=== EXTRAIT ===

RDC : la Haute cour militaire reporte au 31 juillet l'affaire visant l'ex-président Kabila
La Haute cour militaire de la République démocratique du Congo (RDC) a reporté au 31 juillet l'audience dans l'affaire visant l'ancien président Joseph Kabila, à l'issue d'une première comparution vendredi à Kinshasa.
M. Kabila ne s'est pas présenté à l'audience.
Lors de celle-ci, la cour s'est déclarée compétente pour instruire le dossier. Les avocats de la défense ont sollicité un renvoi afin d'avoir le temps de consulter les pièces et préparer leurs arguments, demande à laquelle la Haute cour a accédé.
En mai, le Sénat avait voté la levée de l'immunité parlementaire de l'ancien chef de l'Etat congolais, désormais sénateur à vie depuis son départ de la présidence en 2019, ouvrant ainsi la voie à des poursuites judiciaires.
M. Kabila est accusé de trahison, crimes de guerre, crimes contre l'humanité, ainsi que de soutien présumé à la rebellion du Mouvement du 23-Mars (M23), actif dans l'est du pays.

=== DONNÉES FOURNIES ===

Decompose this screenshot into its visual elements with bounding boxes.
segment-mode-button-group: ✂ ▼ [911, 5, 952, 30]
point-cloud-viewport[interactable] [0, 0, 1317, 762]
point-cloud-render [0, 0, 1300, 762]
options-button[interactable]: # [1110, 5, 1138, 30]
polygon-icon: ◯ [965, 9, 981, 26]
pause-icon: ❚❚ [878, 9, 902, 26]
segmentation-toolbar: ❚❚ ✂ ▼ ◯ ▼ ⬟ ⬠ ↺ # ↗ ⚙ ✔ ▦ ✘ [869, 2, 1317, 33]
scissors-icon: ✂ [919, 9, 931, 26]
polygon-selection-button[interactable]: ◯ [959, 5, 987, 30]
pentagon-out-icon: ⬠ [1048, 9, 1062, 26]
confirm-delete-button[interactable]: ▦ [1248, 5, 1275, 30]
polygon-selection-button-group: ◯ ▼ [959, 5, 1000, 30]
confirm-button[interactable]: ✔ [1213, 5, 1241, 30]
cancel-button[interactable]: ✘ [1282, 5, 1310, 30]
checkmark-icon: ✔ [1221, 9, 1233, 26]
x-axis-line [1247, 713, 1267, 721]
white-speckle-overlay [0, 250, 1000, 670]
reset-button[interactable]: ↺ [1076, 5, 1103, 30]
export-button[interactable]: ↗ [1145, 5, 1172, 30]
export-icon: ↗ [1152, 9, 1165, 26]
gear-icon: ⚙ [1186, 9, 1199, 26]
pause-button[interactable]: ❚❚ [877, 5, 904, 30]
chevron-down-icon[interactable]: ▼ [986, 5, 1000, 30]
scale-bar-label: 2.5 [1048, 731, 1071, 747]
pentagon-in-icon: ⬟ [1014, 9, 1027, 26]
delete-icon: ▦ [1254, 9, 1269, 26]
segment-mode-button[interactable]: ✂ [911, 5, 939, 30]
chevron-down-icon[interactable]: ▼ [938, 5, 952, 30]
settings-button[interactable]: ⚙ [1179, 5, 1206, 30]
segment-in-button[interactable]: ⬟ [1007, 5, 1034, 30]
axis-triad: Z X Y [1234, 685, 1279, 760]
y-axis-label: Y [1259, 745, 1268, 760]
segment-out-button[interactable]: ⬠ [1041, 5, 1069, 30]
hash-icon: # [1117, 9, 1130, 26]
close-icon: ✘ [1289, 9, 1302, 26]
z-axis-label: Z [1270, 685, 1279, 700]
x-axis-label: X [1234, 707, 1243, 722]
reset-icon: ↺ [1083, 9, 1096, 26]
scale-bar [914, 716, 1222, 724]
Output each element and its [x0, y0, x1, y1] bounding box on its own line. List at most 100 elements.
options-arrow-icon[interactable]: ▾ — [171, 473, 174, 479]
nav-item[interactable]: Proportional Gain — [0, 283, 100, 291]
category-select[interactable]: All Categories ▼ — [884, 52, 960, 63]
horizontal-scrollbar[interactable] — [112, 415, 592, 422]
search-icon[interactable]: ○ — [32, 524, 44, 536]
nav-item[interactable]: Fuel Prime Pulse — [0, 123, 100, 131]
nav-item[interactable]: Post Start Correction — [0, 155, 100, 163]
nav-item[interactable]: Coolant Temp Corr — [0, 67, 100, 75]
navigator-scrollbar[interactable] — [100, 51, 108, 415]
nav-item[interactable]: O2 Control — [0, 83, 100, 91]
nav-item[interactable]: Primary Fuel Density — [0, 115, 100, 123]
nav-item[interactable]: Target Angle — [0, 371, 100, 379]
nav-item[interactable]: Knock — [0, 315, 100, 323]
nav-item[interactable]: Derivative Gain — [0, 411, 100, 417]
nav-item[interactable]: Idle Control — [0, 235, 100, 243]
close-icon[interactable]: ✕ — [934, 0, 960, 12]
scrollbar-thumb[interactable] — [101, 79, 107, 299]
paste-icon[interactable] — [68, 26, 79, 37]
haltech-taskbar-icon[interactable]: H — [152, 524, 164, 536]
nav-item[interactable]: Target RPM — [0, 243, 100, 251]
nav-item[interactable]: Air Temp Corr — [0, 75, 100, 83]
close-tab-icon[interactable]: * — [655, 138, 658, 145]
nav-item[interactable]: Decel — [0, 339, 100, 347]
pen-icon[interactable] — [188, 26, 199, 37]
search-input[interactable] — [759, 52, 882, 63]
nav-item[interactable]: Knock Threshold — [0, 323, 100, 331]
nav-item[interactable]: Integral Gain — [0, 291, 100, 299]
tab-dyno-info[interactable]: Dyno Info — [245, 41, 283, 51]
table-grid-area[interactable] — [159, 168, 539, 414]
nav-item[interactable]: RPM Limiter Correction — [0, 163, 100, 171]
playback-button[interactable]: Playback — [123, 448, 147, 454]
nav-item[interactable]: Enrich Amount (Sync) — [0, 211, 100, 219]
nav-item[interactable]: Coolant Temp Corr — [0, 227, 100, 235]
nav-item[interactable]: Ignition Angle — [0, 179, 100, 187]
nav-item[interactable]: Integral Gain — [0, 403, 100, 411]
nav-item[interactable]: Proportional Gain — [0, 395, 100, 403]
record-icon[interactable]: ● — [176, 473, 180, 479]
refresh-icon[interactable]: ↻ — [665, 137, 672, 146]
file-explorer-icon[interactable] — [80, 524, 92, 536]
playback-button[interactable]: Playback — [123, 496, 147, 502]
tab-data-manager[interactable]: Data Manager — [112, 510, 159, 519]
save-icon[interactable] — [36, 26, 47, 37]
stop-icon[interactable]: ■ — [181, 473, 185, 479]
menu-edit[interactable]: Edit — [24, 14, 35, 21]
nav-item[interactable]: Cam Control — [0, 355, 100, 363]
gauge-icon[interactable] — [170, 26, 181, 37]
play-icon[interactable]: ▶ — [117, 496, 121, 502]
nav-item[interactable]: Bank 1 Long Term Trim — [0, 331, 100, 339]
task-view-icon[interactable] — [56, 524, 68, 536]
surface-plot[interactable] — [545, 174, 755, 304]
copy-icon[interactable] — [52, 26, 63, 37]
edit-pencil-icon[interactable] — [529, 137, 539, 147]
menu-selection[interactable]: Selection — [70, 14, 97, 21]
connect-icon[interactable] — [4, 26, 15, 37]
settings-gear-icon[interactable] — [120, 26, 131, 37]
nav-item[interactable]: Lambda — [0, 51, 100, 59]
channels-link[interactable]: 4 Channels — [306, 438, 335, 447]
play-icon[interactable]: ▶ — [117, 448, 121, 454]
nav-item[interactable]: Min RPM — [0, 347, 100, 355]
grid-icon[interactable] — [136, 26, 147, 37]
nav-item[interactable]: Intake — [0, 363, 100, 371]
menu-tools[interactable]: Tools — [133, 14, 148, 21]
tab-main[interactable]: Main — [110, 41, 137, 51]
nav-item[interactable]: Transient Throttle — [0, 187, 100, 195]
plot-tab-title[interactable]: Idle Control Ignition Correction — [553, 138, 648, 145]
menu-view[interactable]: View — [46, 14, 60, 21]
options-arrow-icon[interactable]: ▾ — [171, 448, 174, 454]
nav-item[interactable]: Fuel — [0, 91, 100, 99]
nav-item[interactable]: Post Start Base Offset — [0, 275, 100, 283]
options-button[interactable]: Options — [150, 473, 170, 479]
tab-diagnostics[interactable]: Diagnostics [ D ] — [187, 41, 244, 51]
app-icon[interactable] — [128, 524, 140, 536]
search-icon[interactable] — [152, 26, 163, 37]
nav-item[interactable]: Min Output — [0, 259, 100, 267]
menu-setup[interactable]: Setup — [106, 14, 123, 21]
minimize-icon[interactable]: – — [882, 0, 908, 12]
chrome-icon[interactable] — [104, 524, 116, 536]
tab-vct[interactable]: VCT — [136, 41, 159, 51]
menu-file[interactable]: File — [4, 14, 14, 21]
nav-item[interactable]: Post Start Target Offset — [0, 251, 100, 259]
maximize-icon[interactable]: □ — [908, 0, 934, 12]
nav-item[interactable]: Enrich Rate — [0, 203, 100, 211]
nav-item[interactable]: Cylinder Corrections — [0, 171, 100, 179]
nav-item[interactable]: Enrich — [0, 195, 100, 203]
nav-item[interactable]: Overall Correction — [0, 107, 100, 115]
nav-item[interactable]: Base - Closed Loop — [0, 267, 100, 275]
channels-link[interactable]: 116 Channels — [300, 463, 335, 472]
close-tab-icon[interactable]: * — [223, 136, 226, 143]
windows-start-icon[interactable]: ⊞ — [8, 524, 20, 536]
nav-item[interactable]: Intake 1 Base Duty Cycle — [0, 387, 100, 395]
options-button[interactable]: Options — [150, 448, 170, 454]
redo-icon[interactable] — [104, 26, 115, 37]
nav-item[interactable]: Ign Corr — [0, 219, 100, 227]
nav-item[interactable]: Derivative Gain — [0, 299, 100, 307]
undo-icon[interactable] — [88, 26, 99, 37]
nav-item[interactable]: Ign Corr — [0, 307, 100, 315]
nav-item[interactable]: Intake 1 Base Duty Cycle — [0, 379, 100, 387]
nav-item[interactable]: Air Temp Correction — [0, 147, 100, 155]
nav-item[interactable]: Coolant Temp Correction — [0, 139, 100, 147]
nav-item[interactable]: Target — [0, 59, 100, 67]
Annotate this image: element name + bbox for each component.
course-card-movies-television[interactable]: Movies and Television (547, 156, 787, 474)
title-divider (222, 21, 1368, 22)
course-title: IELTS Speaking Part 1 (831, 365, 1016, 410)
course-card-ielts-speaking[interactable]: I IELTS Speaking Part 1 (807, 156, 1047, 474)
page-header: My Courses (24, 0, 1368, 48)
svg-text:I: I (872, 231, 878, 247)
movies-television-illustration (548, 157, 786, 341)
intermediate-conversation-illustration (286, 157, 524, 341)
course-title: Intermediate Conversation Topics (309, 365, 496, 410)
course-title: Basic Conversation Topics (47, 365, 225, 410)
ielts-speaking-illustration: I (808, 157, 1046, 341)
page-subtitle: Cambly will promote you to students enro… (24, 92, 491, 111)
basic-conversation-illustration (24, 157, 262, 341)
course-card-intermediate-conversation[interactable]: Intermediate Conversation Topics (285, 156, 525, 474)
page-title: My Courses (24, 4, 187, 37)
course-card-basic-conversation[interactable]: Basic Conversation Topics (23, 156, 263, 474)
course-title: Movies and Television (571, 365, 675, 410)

===

## CONSIGNE:
Répondez à ces questions d'après l'extrait sur l'affaire Kabila :
1. À quelle date la Haute cour militaire a-t-elle reporté l'audience ?
2. Quelle institution a voté la levée de l'immunité parlementaire de M. Kabila, et en quel mois ?
3. En quelle année M. Kabila a-t-il quitté la présidence ?

## RÉPONSE:
1. Au 31 juillet.
2. Le Sénat, en mai.
3. En 2019.